=== WORK TO BE COMPLETED ===
Copy the listing verbatim, excluding any images found in it.

-- Start of PROVIDED INFORMATION --

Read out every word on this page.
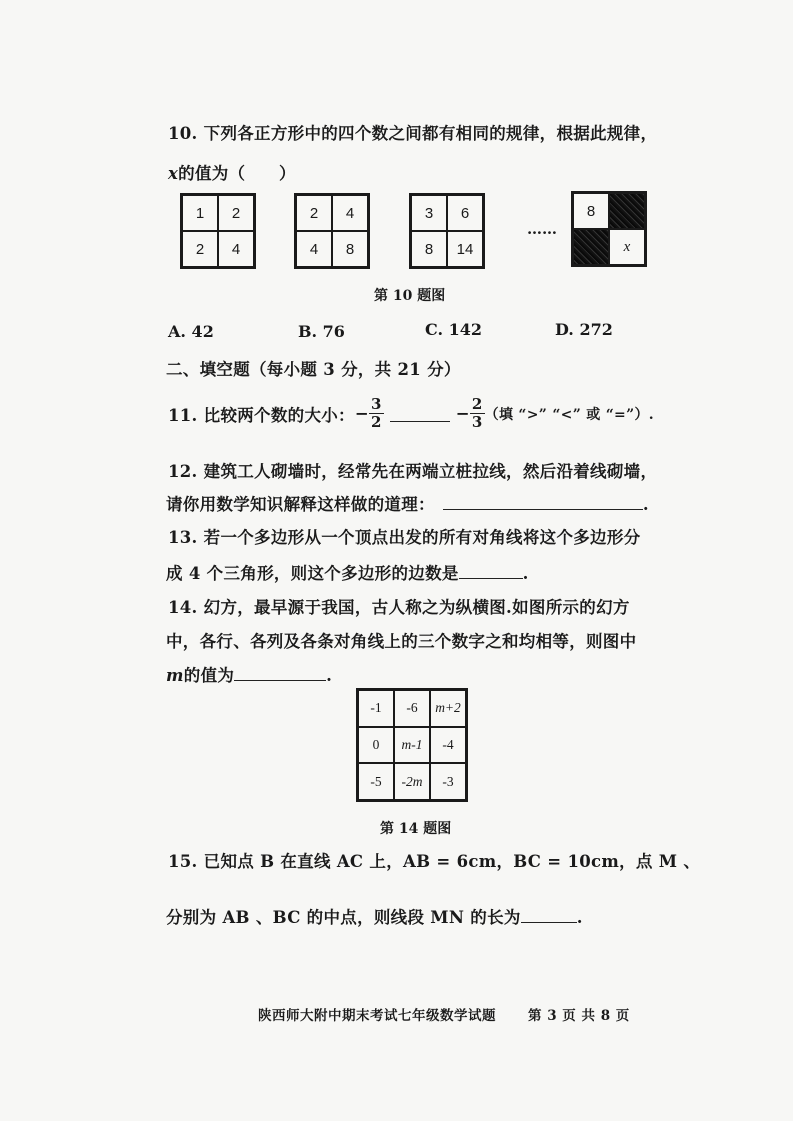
10. 下列各正方形中的四个数之间都有相同的规律，根据此规律，
x的值为（　　）
1	2
2	4
2	4
4	8
3	6
8	14
……
8
x
第 10 题图
A. 42	B. 76	C. 142	D. 272
二、填空题（每小题 3 分，共 21 分）
11. 比较两个数的大小： − $\frac{3}{2}$	− $\frac{2}{3}$ （填 “>” “<” 或 “=”）.
12. 建筑工人砌墙时，经常先在两端立桩拉线，然后沿着线砌墙，
请你用数学知识解释这样做的道理：	.
13. 若一个多边形从一个顶点出发的所有对角线将这个多边形分
成 4 个三角形，则这个多边形的边数是	.
14. 幻方，最早源于我国，古人称之为纵横图.如图所示的幻方
中，各行、各列及各条对角线上的三个数字之和均相等，则图中
m的值为	.
-1	-6	m+2
0	m-1	-4
-5	-2m	-3
第 14 题图
15. 已知点 B 在直线 AC 上，AB = 6cm，BC = 10cm，点 M 、
分别为 AB 、BC 的中点，则线段 MN 的长为	.
陕西师大附中期末考试七年级数学试题 第 3 页 共 8 页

-- End of PROVIDED INFORMATION --

=== FULL SOLUTION ===
Read out every word on this page.
10. 下列各正方形中的四个数之间都有相同的规律，根据此规律，
x的值为（　　）
1	2
2	4
2	4
4	8
3	6
8	14
……
8
x
第 10 题图
A. 42	B. 76	C. 142	D. 272
二、填空题（每小题 3 分，共 21 分）
11. 比较两个数的大小： − $\frac{3}{2}$	− $\frac{2}{3}$ （填 “>” “<” 或 “=”）.
12. 建筑工人砌墙时，经常先在两端立桩拉线，然后沿着线砌墙，
请你用数学知识解释这样做的道理：	.
13. 若一个多边形从一个顶点出发的所有对角线将这个多边形分
成 4 个三角形，则这个多边形的边数是	.
14. 幻方，最早源于我国，古人称之为纵横图.如图所示的幻方
中，各行、各列及各条对角线上的三个数字之和均相等，则图中
m的值为	.
-1	-6	m+2
0	m-1	-4
-5	-2m	-3
第 14 题图
15. 已知点 B 在直线 AC 上，AB = 6cm，BC = 10cm，点 M 、
分别为 AB 、BC 的中点，则线段 MN 的长为	.
陕西师大附中期末考试七年级数学试题 第 3 页 共 8 页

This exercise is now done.